Task item
Here are some records. Print all of them exactly.

Information shown
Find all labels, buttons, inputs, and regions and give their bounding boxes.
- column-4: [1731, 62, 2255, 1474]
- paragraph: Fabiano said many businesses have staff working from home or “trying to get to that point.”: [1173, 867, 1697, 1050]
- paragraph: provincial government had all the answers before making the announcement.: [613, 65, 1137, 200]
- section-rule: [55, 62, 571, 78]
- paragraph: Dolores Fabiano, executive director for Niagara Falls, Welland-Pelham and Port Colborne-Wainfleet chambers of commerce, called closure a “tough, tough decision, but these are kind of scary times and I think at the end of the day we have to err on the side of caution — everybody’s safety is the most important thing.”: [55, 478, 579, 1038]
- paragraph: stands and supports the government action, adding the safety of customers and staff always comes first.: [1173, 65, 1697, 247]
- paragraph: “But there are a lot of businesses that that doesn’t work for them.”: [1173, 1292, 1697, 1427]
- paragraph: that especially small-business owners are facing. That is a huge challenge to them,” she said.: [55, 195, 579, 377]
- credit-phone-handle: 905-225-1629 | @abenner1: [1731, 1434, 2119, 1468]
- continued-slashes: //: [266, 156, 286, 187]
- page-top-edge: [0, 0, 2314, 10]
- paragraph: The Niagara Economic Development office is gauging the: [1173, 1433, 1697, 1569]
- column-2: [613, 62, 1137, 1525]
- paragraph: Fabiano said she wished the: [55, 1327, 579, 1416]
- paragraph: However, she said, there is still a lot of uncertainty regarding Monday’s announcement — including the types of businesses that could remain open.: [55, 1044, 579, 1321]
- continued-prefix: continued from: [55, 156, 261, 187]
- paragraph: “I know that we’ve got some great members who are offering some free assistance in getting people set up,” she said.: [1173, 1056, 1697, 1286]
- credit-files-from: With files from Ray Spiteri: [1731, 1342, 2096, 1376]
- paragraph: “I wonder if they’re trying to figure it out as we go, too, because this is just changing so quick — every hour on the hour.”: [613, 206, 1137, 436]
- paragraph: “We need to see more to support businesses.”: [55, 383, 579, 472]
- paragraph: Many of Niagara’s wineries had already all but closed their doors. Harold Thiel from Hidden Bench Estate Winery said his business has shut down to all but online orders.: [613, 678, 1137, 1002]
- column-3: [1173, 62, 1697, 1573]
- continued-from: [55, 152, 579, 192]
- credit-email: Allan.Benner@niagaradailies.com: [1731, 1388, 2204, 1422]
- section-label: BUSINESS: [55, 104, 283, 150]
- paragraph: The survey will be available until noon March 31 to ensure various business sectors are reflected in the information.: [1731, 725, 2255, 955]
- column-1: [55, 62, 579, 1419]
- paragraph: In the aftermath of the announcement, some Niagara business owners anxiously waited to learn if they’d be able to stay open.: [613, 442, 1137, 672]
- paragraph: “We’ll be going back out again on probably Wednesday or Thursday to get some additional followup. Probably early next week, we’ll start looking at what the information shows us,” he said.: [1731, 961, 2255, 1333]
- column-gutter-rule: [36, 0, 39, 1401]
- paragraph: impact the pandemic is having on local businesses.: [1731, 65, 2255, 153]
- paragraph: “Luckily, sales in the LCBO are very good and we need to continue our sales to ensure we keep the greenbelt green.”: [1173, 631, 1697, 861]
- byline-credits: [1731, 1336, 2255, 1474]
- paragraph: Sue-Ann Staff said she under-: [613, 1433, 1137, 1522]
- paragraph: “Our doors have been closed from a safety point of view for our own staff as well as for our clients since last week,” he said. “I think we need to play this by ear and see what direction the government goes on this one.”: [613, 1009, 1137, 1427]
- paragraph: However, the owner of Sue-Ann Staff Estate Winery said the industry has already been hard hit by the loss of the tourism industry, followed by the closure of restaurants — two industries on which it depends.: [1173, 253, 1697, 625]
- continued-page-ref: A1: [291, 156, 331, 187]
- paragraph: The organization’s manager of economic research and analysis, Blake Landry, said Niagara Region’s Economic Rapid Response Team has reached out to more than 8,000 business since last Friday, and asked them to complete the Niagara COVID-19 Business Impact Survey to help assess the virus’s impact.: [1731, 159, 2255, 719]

Solved problem
Find all labels, buttons, inputs, and regions and give their bounding boxes.
- column-4: [1731, 62, 2255, 1474]
- paragraph: Fabiano said many businesses have staff working from home or “trying to get to that point.”: [1173, 867, 1697, 1050]
- paragraph: provincial government had all the answers before making the announcement.: [613, 65, 1137, 200]
- section-rule: [55, 62, 571, 78]
- paragraph: Dolores Fabiano, executive director for Niagara Falls, Welland-Pelham and Port Colborne-Wainfleet chambers of commerce, called closure a “tough, tough decision, but these are kind of scary times and I think at the end of the day we have to err on the side of caution — everybody’s safety is the most important thing.”: [55, 478, 579, 1038]
- paragraph: stands and supports the government action, adding the safety of customers and staff always comes first.: [1173, 65, 1697, 247]
- paragraph: “But there are a lot of businesses that that doesn’t work for them.”: [1173, 1292, 1697, 1427]
- paragraph: that especially small-business owners are facing. That is a huge challenge to them,” she said.: [55, 195, 579, 377]
- credit-phone-handle: 905-225-1629 | @abenner1: [1731, 1434, 2119, 1468]
- continued-slashes: //: [266, 156, 286, 187]
- page-top-edge: [0, 0, 2314, 10]
- paragraph: The Niagara Economic Development office is gauging the: [1173, 1433, 1697, 1569]
- column-2: [613, 62, 1137, 1525]
- paragraph: Fabiano said she wished the: [55, 1327, 579, 1416]
- paragraph: However, she said, there is still a lot of uncertainty regarding Monday’s announcement — including the types of businesses that could remain open.: [55, 1044, 579, 1321]
- continued-prefix: continued from: [55, 156, 261, 187]
- paragraph: “I know that we’ve got some great members who are offering some free assistance in getting people set up,” she said.: [1173, 1056, 1697, 1286]
- credit-files-from: With files from Ray Spiteri: [1731, 1342, 2096, 1376]
- paragraph: “I wonder if they’re trying to figure it out as we go, too, because this is just changing so quick — every hour on the hour.”: [613, 206, 1137, 436]
- paragraph: “We need to see more to support businesses.”: [55, 383, 579, 472]
- paragraph: Many of Niagara’s wineries had already all but closed their doors. Harold Thiel from Hidden Bench Estate Winery said his business has shut down to all but online orders.: [613, 678, 1137, 1002]
- column-3: [1173, 62, 1697, 1573]
- continued-from: [55, 152, 579, 192]
- credit-email: Allan.Benner@niagaradailies.com: [1731, 1388, 2204, 1422]
- section-label: BUSINESS: [55, 104, 283, 150]
- paragraph: The survey will be available until noon March 31 to ensure various business sectors are reflected in the information.: [1731, 725, 2255, 955]
- column-1: [55, 62, 579, 1419]
- paragraph: In the aftermath of the announcement, some Niagara business owners anxiously waited to learn if they’d be able to stay open.: [613, 442, 1137, 672]
- paragraph: “We’ll be going back out again on probably Wednesday or Thursday to get some additional followup. Probably early next week, we’ll start looking at what the information shows us,” he said.: [1731, 961, 2255, 1333]
- column-gutter-rule: [36, 0, 39, 1401]
- paragraph: impact the pandemic is having on local businesses.: [1731, 65, 2255, 153]
- paragraph: “Luckily, sales in the LCBO are very good and we need to continue our sales to ensure we keep the greenbelt green.”: [1173, 631, 1697, 861]
- byline-credits: [1731, 1336, 2255, 1474]
- paragraph: Sue-Ann Staff said she under-: [613, 1433, 1137, 1522]
- paragraph: “Our doors have been closed from a safety point of view for our own staff as well as for our clients since last week,” he said. “I think we need to play this by ear and see what direction the government goes on this one.”: [613, 1009, 1137, 1427]
- paragraph: However, the owner of Sue-Ann Staff Estate Winery said the industry has already been hard hit by the loss of the tourism industry, followed by the closure of restaurants — two industries on which it depends.: [1173, 253, 1697, 625]
- continued-page-ref: A1: [291, 156, 331, 187]
- paragraph: The organization’s manager of economic research and analysis, Blake Landry, said Niagara Region’s Economic Rapid Response Team has reached out to more than 8,000 business since last Friday, and asked them to complete the Niagara COVID-19 Business Impact Survey to help assess the virus’s impact.: [1731, 159, 2255, 719]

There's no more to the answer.